→ Objective
Identify, in the records below, every line where the string "problemas" appears, and copy each such line.

-- -- --

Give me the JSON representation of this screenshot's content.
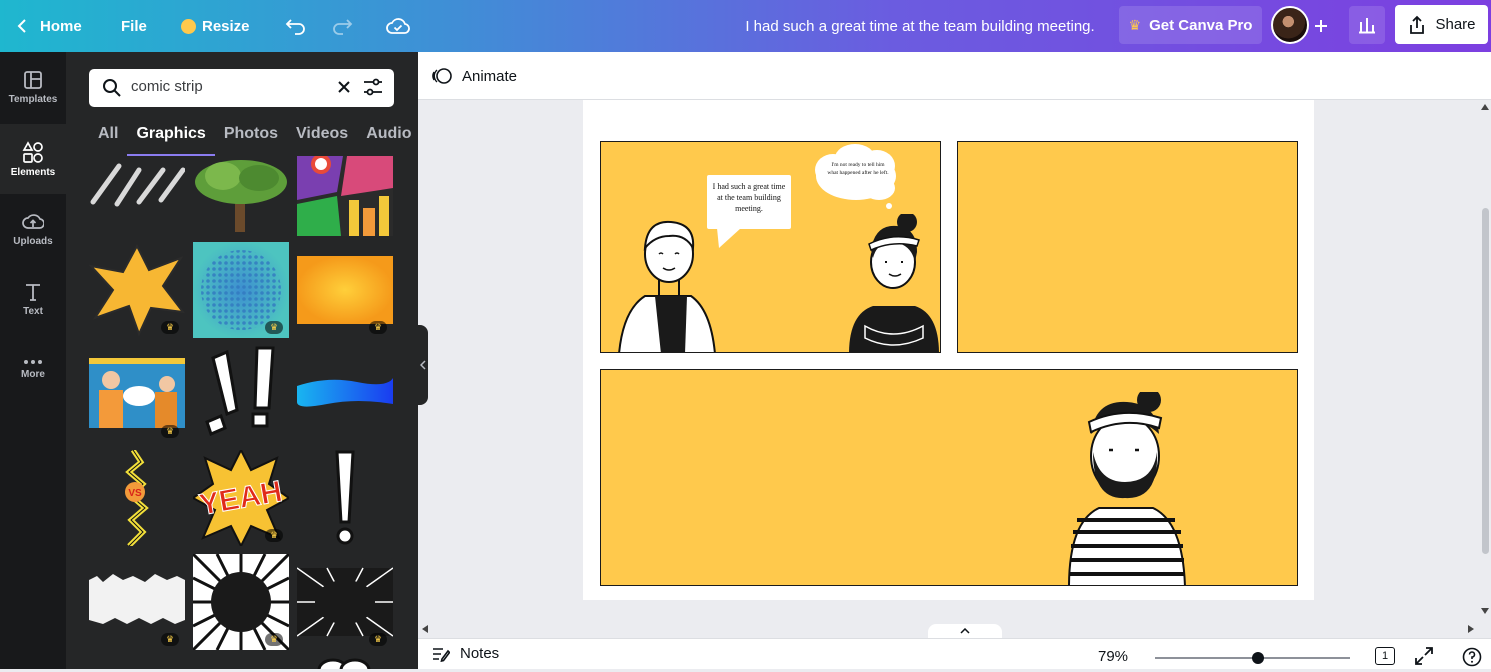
{
  "topbar": {
    "home_label": "Home",
    "file_label": "File",
    "resize_label": "Resize",
    "doc_title": "I had such a great time at the team building meeting.",
    "get_pro_label": "Get Canva Pro",
    "share_label": "Share"
  },
  "rail": {
    "items": [
      {
        "label": "Templates"
      },
      {
        "label": "Elements"
      },
      {
        "label": "Uploads"
      },
      {
        "label": "Text"
      },
      {
        "label": "More"
      }
    ]
  },
  "panel": {
    "search_value": "comic strip",
    "tabs": [
      "All",
      "Graphics",
      "Photos",
      "Videos",
      "Audio"
    ],
    "active_tab": "Graphics"
  },
  "canvas": {
    "animate_label": "Animate",
    "speech_bubble_text": "I had such a great time at the team building meeting.",
    "thought_bubble_text": "I'm not ready to tell him what happened after he left."
  },
  "bottombar": {
    "notes_label": "Notes",
    "zoom_label": "79%",
    "zoom_level_percent": 79,
    "page_count": "1"
  },
  "colors": {
    "accent": "#8b7cf0",
    "panel_yellow": "#ffc94c",
    "sidebar_bg": "#18191b",
    "panel_bg": "#252627"
  }
}
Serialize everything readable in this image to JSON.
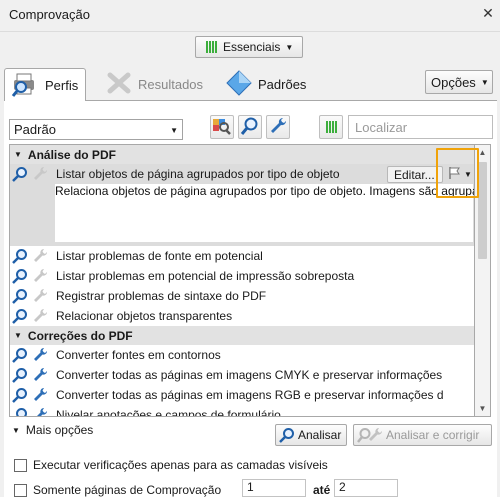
{
  "window": {
    "title": "Comprovação",
    "close_glyph": "✕"
  },
  "toolbar": {
    "profile_set": "Essenciais",
    "options_label": "Opções"
  },
  "tabs": [
    {
      "label": "Perfis",
      "icon": "printer-magnifier-icon",
      "active": true
    },
    {
      "label": "Resultados",
      "icon": "wrench-cross-icon",
      "active": false
    },
    {
      "label": "Padrões",
      "icon": "diamond-icon",
      "active": false
    }
  ],
  "filter": {
    "selected": "Padrão",
    "search_placeholder": "Localizar"
  },
  "tree": {
    "groups": [
      {
        "label": "Análise do PDF",
        "items": [
          {
            "label": "Listar objetos de página agrupados por tipo de objeto",
            "selected": true,
            "edit_label": "Editar...",
            "description": "Relaciona objetos de página agrupados por tipo de objeto. Imagens são agrupadas por resolução de imagem. Este perfil deve ser usado apenas para uma página por vez, pois ele pode informar um número muito grande de objetos de páginas."
          },
          {
            "label": "Listar problemas de fonte em potencial"
          },
          {
            "label": "Listar problemas em potencial de impressão sobreposta"
          },
          {
            "label": "Registrar problemas de sintaxe do PDF"
          },
          {
            "label": "Relacionar objetos transparentes"
          }
        ]
      },
      {
        "label": "Correções do PDF",
        "items": [
          {
            "label": "Converter fontes em contornos"
          },
          {
            "label": "Converter todas as páginas em imagens CMYK e preservar informações"
          },
          {
            "label": "Converter todas as páginas em imagens RGB e preservar informações d"
          },
          {
            "label": "Nivelar anotações e campos de formulário"
          }
        ]
      }
    ]
  },
  "footer": {
    "more_options": "Mais opções",
    "analyze": "Analisar",
    "analyze_fix": "Analisar e corrigir",
    "visible_layers": "Executar verificações apenas para as camadas visíveis",
    "pages_only": "Somente páginas de Comprovação",
    "page_from": "1",
    "page_to_label": "até",
    "page_to": "2"
  },
  "colors": {
    "highlight": "#f0a30a",
    "accent_green": "#3cae3c",
    "blue_icon": "#2e6fb7"
  }
}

-- -- --

→ Response to the exercise
            "label": "Listar problemas de fonte em potencial"
            "label": "Listar problemas em potencial de impressão sobreposta"
            "label": "Registrar problemas de sintaxe do PDF"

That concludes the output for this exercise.